=== Excerpted records ===
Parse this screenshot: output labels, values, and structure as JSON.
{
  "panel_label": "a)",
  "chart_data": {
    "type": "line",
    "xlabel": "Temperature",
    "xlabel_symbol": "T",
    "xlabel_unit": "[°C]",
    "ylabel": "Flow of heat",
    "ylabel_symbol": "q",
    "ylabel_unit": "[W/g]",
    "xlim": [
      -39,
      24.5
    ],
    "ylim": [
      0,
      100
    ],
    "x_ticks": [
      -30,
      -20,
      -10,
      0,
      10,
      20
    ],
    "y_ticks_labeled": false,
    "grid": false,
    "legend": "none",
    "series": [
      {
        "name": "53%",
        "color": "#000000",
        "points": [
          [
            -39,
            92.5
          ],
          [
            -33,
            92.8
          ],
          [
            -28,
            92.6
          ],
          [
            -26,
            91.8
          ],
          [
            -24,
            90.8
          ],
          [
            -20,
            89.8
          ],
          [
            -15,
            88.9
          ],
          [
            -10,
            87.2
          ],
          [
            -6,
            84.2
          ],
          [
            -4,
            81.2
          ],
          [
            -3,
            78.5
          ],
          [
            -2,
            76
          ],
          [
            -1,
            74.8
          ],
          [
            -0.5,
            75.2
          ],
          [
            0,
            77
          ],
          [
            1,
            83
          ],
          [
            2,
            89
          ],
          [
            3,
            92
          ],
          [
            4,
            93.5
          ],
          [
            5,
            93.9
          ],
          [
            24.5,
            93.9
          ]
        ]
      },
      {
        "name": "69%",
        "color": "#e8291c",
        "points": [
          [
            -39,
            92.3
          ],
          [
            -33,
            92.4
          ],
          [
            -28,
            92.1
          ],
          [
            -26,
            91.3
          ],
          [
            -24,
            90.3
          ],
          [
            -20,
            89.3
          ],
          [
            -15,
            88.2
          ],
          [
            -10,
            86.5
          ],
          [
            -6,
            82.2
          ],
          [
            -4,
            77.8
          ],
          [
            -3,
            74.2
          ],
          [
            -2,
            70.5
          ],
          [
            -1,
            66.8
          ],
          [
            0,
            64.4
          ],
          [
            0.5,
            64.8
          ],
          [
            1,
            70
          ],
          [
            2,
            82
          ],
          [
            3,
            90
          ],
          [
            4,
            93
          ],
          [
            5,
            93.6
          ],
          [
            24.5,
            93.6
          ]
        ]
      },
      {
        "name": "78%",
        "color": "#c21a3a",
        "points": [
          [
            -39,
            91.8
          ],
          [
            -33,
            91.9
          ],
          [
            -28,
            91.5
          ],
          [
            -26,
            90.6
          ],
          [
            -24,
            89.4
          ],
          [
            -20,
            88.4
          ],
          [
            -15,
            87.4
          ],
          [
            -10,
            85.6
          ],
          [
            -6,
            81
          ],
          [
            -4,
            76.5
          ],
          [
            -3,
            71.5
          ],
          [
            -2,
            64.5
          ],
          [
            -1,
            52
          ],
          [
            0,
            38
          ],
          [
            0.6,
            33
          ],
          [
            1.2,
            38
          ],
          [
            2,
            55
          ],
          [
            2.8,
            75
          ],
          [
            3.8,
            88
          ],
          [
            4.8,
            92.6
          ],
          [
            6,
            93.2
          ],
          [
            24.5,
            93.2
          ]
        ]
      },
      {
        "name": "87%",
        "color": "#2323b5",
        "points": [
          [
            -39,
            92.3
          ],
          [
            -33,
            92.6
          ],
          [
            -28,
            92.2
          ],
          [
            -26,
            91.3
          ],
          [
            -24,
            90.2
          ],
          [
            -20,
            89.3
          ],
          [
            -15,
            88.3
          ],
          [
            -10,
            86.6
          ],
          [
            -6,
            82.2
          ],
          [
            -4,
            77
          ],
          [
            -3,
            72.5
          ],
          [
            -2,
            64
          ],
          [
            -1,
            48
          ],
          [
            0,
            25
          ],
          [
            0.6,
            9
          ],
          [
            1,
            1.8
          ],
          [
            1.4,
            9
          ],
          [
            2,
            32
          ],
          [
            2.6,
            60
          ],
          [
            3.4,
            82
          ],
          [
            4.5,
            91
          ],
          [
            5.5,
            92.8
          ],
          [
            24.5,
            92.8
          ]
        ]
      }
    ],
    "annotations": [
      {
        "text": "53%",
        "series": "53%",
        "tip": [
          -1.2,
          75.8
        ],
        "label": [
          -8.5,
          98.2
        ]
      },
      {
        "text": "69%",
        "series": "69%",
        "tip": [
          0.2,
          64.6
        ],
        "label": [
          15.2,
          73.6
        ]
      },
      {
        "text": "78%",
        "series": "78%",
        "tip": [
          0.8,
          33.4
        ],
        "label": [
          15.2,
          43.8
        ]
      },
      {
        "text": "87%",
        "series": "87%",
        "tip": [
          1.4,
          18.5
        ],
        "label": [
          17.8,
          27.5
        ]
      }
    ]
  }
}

=== Requirements ===
Pull out each line of the records holding the string "series".

=== Solution to this task ===
    "series": [
        "series": "53%",
        "series": "69%",
        "series": "78%",
        "series": "87%",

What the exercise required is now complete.